**Work to do:** Below are the records; pull every line that includes "text".

[Data records]
-----
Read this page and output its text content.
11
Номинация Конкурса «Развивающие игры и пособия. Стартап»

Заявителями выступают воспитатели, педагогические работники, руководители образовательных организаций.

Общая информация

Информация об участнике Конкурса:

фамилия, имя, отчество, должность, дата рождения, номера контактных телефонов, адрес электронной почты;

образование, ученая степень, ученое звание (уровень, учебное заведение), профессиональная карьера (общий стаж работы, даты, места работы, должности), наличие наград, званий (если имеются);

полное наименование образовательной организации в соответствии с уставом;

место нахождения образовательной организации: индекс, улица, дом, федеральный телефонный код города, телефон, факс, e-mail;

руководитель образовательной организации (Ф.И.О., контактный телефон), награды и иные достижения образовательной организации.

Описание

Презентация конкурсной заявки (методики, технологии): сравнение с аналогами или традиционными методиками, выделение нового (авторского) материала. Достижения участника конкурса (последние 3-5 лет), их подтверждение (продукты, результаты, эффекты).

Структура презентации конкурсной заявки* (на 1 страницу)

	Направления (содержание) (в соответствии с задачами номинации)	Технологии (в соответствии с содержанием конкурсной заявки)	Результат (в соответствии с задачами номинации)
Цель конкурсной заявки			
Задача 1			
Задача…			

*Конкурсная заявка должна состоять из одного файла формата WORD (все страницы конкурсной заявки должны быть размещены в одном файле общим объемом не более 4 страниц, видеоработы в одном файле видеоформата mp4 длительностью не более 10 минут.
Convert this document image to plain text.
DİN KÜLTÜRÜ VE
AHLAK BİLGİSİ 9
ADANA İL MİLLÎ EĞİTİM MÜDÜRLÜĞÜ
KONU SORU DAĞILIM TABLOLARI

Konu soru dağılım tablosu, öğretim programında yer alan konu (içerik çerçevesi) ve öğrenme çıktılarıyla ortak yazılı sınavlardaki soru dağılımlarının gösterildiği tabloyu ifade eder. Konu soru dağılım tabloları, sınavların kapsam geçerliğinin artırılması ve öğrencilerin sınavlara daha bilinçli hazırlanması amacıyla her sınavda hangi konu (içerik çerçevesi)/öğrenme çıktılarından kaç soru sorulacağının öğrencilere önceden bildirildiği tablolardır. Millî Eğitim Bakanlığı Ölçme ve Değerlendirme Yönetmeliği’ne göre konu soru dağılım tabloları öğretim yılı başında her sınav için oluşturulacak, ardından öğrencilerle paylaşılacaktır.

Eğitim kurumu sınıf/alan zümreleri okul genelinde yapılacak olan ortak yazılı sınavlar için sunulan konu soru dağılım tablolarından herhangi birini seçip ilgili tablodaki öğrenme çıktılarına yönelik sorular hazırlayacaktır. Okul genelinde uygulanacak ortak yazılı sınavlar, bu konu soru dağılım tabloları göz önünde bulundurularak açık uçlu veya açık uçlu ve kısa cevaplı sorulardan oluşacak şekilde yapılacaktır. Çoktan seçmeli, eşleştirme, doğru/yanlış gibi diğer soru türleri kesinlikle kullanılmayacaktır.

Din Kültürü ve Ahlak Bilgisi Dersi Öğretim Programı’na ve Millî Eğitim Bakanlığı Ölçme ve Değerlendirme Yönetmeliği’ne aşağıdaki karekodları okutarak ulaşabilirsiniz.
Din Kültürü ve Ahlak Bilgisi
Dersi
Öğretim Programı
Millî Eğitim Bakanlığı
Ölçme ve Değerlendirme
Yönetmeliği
-----
**Solution to the exercise:**
Read this page and output its text content.
Convert this document image to plain text.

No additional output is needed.